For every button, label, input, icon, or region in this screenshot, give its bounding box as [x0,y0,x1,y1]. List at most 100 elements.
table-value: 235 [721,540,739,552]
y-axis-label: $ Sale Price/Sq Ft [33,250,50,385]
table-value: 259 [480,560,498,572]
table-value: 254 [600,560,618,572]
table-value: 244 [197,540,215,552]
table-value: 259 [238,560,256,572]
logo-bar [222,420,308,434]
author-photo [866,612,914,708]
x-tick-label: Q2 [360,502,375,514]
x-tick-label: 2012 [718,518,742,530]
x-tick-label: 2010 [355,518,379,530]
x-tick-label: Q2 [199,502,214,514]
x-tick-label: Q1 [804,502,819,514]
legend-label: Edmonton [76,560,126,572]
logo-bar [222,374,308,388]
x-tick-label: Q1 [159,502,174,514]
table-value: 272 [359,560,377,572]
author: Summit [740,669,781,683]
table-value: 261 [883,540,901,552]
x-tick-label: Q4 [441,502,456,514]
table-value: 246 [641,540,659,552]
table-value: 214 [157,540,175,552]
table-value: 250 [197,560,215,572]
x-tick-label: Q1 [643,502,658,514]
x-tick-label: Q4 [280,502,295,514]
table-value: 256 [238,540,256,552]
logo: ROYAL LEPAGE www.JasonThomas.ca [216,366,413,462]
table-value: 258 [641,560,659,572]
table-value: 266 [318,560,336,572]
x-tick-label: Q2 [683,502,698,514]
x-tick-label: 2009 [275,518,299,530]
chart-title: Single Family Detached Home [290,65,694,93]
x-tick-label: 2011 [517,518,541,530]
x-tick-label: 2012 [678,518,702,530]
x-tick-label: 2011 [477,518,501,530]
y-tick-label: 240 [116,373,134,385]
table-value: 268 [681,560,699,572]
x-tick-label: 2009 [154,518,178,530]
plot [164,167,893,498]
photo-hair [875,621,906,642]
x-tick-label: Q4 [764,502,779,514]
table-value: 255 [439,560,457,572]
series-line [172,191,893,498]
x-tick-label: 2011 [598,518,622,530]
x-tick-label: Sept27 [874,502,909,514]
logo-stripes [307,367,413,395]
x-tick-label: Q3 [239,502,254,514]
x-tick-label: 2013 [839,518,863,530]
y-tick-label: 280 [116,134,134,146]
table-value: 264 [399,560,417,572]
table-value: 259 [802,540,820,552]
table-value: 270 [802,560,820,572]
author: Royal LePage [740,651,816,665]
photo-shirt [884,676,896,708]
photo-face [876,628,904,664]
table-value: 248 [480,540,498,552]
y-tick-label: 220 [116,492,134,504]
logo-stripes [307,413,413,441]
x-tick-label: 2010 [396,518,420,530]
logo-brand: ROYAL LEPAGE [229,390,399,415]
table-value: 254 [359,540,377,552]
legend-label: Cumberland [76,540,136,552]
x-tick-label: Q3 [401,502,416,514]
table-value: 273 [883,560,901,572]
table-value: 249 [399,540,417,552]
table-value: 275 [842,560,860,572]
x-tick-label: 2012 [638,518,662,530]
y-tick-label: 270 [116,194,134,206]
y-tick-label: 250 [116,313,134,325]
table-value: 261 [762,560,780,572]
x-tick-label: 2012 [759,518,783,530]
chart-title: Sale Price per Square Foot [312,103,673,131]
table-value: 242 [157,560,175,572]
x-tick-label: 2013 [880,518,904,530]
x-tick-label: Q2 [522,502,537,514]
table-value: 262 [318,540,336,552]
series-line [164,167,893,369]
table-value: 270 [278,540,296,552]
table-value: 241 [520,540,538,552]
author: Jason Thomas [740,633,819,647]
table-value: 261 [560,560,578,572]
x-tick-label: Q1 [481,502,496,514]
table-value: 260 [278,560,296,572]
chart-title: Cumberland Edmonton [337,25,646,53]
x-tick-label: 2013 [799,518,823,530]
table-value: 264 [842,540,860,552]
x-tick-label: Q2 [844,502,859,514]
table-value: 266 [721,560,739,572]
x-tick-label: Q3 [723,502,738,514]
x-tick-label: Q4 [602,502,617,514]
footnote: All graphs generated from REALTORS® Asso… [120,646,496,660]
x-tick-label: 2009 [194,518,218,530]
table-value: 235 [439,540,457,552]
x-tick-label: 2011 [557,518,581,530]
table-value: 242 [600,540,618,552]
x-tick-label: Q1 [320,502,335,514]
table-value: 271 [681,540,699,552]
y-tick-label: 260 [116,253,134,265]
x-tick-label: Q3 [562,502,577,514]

Exercise objective =>
List every line of the material above that contains the word "Edmonton", copying each line in full.

Problem solution =>
legend-label: Edmonton [76,560,126,572]
chart-title: Cumberland Edmonton [337,25,646,53]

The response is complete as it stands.